◆ Set problem
Copy out the data below as written; omit any images.

-- Begin Data extract --

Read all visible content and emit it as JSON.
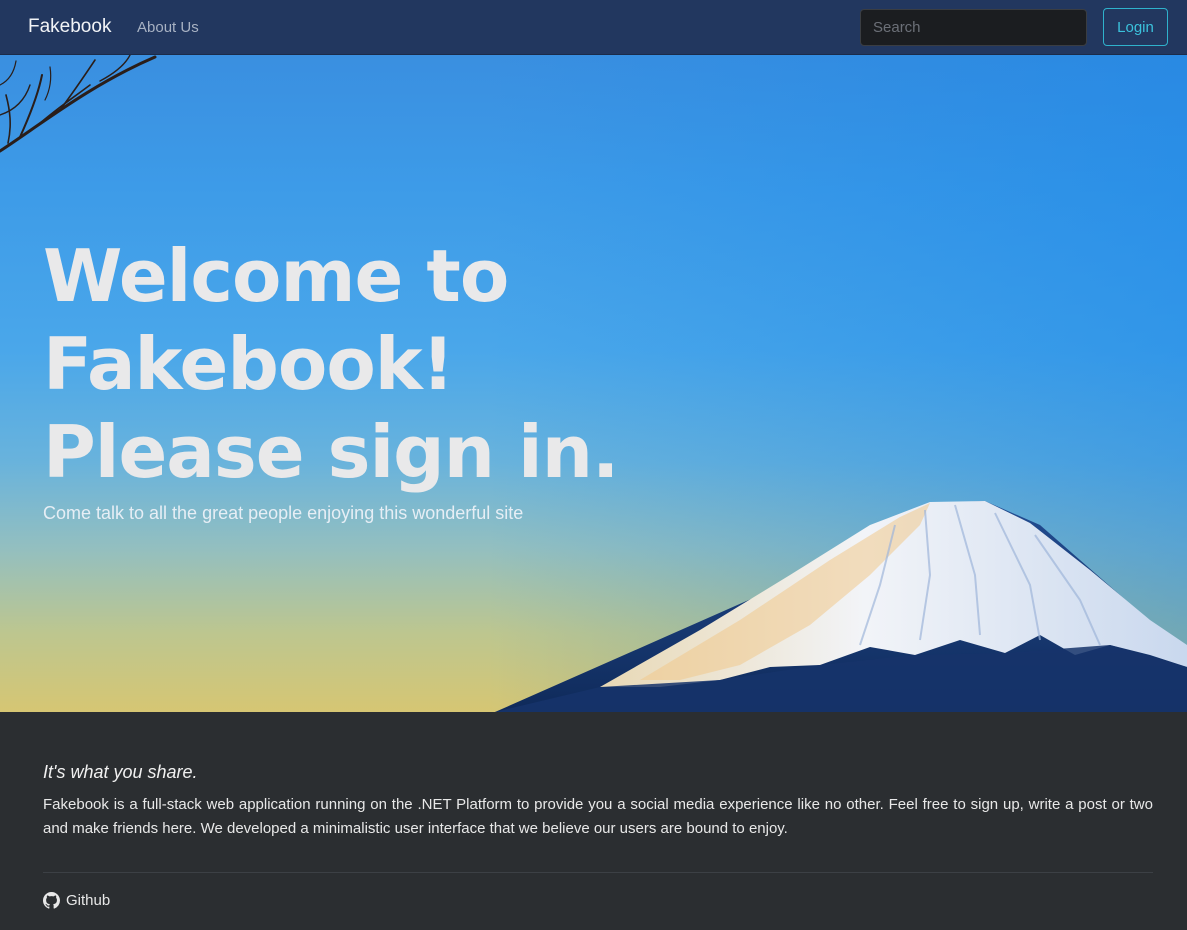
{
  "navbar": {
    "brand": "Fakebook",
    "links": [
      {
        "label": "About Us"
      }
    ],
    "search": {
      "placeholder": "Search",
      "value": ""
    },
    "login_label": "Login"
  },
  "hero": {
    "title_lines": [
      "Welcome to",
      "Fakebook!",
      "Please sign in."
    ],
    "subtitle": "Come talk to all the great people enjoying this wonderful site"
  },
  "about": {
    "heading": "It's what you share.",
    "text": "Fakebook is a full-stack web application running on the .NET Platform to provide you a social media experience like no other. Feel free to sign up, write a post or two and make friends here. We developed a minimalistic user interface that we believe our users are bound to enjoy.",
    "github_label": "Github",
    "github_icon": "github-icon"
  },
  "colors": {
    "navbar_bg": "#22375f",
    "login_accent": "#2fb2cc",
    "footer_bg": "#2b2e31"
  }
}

-- End Data extract --

◆ Correct result
Read all visible content and emit it as JSON.
{
  "navbar": {
    "brand": "Fakebook",
    "links": [
      {
        "label": "About Us"
      }
    ],
    "search": {
      "placeholder": "Search",
      "value": ""
    },
    "login_label": "Login"
  },
  "hero": {
    "title_lines": [
      "Welcome to",
      "Fakebook!",
      "Please sign in."
    ],
    "subtitle": "Come talk to all the great people enjoying this wonderful site"
  },
  "about": {
    "heading": "It's what you share.",
    "text": "Fakebook is a full-stack web application running on the .NET Platform to provide you a social media experience like no other. Feel free to sign up, write a post or two and make friends here. We developed a minimalistic user interface that we believe our users are bound to enjoy.",
    "github_label": "Github",
    "github_icon": "github-icon"
  },
  "colors": {
    "navbar_bg": "#22375f",
    "login_accent": "#2fb2cc",
    "footer_bg": "#2b2e31"
  }
}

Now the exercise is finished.